- ANGEZEIGTER TEXT -
---------------
Wiener Originale , News

Jägertee – ein Wiener Original

Vor knapp 160 Jahren, im Jahr 1862, begann die Firma Jäger & Comp. damit, den Wienerinnen und Wienern das Teetrinken beizubringen: In der damals schon seit zwei Jahrhunderten dem Kaffeegenuss verfallenen Stadt gab es plötzlich ein neues In-Getränk, das man als gebildeter Mensch mit Geschmack verkostet haben musste

Tatsächlich begannen die damaligen Gründer von Jäger & Comp mit einem Spirituosenhandel, welcher eben auch einen Schwarztee aus China im Angebot hatte. Der kam bei den Leuten gut an – und es gab ihn sonst nirgends. Nach und nach stieg die Nachfrage, das Angebot wurde ausgeweitet. Und heute wird das mittlerweile unter dem Namen JägerTEE agierende Handelsunternehmen direkt neben der Staatsoper als Wiens ältestes Tee-Fachgeschäft bereits in vierter Generation betrieben. Mit Christoph Masin (40) hat 2013 ein innovativer, kreativer Unternehmer das Ruder übernommen, der das Geschäft mit viel Herzblut führt. Und dem man die Leidenschaft, mit der er am Werk ist, deutlich anmerkt. 

Wien ist ja nach wie vor eher für seine Kaffee-Tradition bekannt: Wie geht‘s Ihnen damit? Was verpasst der primär Kaffee konsumierende Mensch?
---------------
- DATENAUSZUG -
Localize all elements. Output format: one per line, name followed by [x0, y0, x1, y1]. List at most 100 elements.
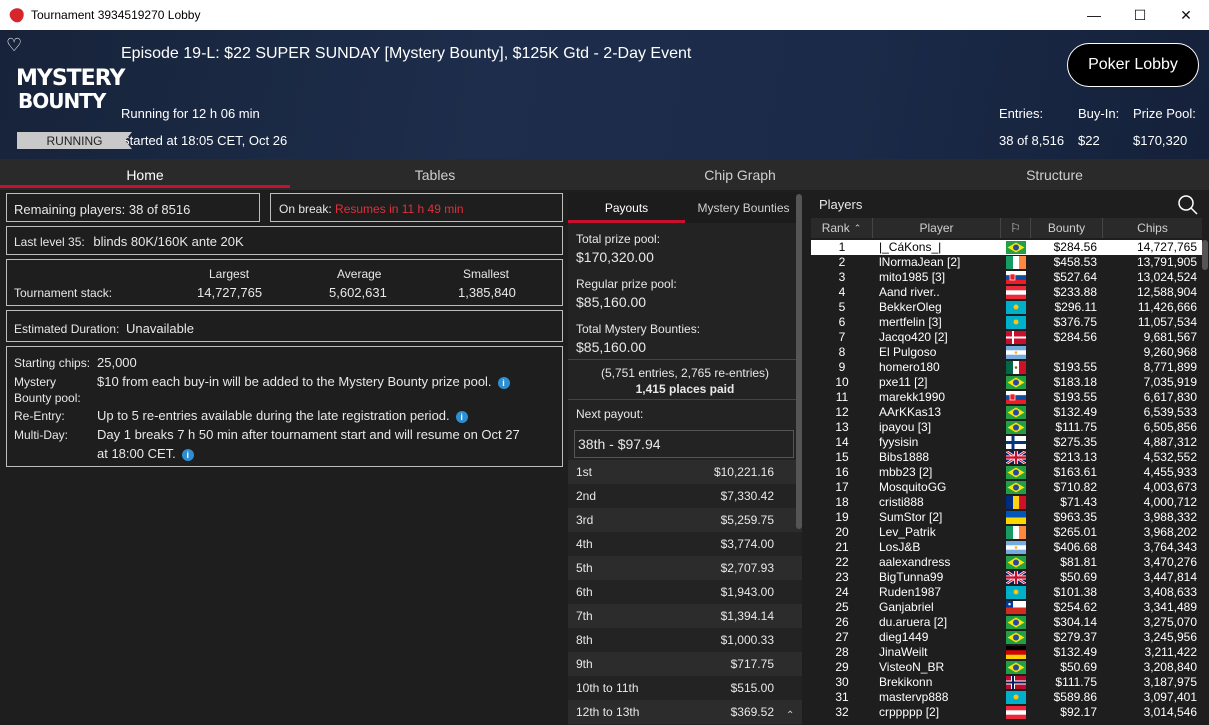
---------------
- ZU ERLEDIGEN -
1 - Fasse den Text über Jägertee in zwei Sätzen zusammen.
2 - Gib bitte einen Abschnitt aus dem Text über Jägertee wortgetreu wieder: Beginne bei der Stelle mit den Worten "Tatsächlich begannen die" und höre nach den Worten "Kaffee konsumierende Mensch?" auf.
3 - In welchem Jahr hat Christoph Masin laut dem Text über Jägertee das Ruder übernommen?

- ERGEBNISSE -
1 - Im Jahr 1862 begann die Firma Jäger & Comp., ursprünglich ein Spirituosenhandel mit einem Schwarztee aus China im Angebot, den Menschen im kaffeeverliebten Wien das Teetrinken nahezubringen. Heute ist das unter dem Namen JägerTEE geführte Unternehmen neben der Staatsoper Wiens ältestes Tee-Fachgeschäft in vierter Generation und wird seit 2013 von Christoph Masin geleitet.

2 -
Tatsächlich begannen die damaligen Gründer von Jäger & Comp mit einem Spirituosenhandel, welcher eben auch einen Schwarztee aus China im Angebot hatte. Der kam bei den Leuten gut an – und es gab ihn sonst nirgends. Nach und nach stieg die Nachfrage, das Angebot wurde ausgeweitet. Und heute wird das mittlerweile unter dem Namen JägerTEE agierende Handelsunternehmen direkt neben der Staatsoper als Wiens ältestes Tee-Fachgeschäft bereits in vierter Generation betrieben. Mit Christoph Masin (40) hat 2013 ein innovativer, kreativer Unternehmer das Ruder übernommen, der das Geschäft mit viel Herzblut führt. Und dem man die Leidenschaft, mit der er am Werk ist, deutlich anmerkt. 

Wien ist ja nach wie vor eher für seine Kaffee-Tradition bekannt: Wie geht‘s Ihnen damit? Was verpasst der primär Kaffee konsumierende Mensch?

3 - 2013